Work instructions -
Among the lines listed below, count those that include the string "лечение", and state only the count.
begin Material for this exercise
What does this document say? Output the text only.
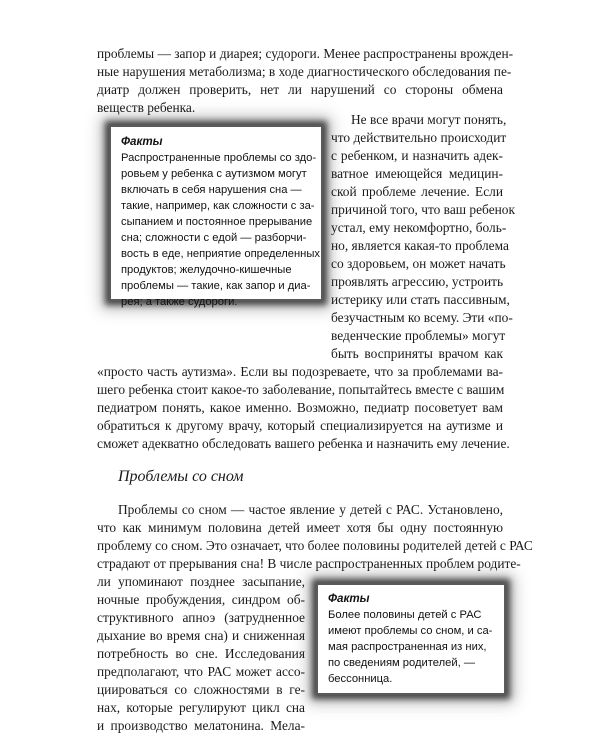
проблемы — запор и диарея; судороги. Менее распространены врожден-

ные нарушения метаболизма; в ходе диагностического обследования пе-

диатр должен проверить, нет ли нарушений со стороны обмена

веществ ребенка.

Факты

Распространенные проблемы со здо-

ровьем у ребенка с аутизмом могут

включать в себя нарушения сна —

такие, например, как сложности с за-

сыпанием и постоянное прерывание

сна; сложности с едой — разборчи-

вость в еде, неприятие определенных

продуктов; желудочно-кишечные

проблемы — такие, как запор и диа-

рея; а также судороги.

Не все врачи могут понять,

что действительно происходит

с ребенком, и назначить адек-

ватное имеющейся медицин-

ской проблеме лечение. Если

причиной того, что ваш ребенок

устал, ему некомфортно, боль-

но, является какая-то проблема

со здоровьем, он может начать

проявлять агрессию, устроить

истерику или стать пассивным,

безучастным ко всему. Эти «по-

веденческие проблемы» могут

быть восприняты врачом как

«просто часть аутизма». Если вы подозреваете, что за проблемами ва-

шего ребенка стоит какое-то заболевание, попытайтесь вместе с вашим

педиатром понять, какое именно. Возможно, педиатр посоветует вам

обратиться к другому врачу, который специализируется на аутизме и

сможет адекватно обследовать вашего ребенка и назначить ему лечение.

Проблемы со сном

Проблемы со сном — частое явление у детей с РАС. Установлено,

что как минимум половина детей имеет хотя бы одну постоянную

проблему со сном. Это означает, что более половины родителей детей с РАС

страдают от прерывания сна! В числе распространенных проблем родите-

ли упоминают позднее засыпание,

ночные пробуждения, синдром об-

структивного апноэ (затрудненное

дыхание во время сна) и сниженная

потребность во сне. Исследования

предполагают, что РАС может ассо-

циироваться со сложностями в ге-

нах, которые регулируют цикл сна

и производство мелатонина. Мела-

Факты

Более половины детей с РАС

имеют проблемы со сном, и са-

мая распространенная из них,

по сведениям родителей, —

бессонница.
end Material for this exercise
Reply -
2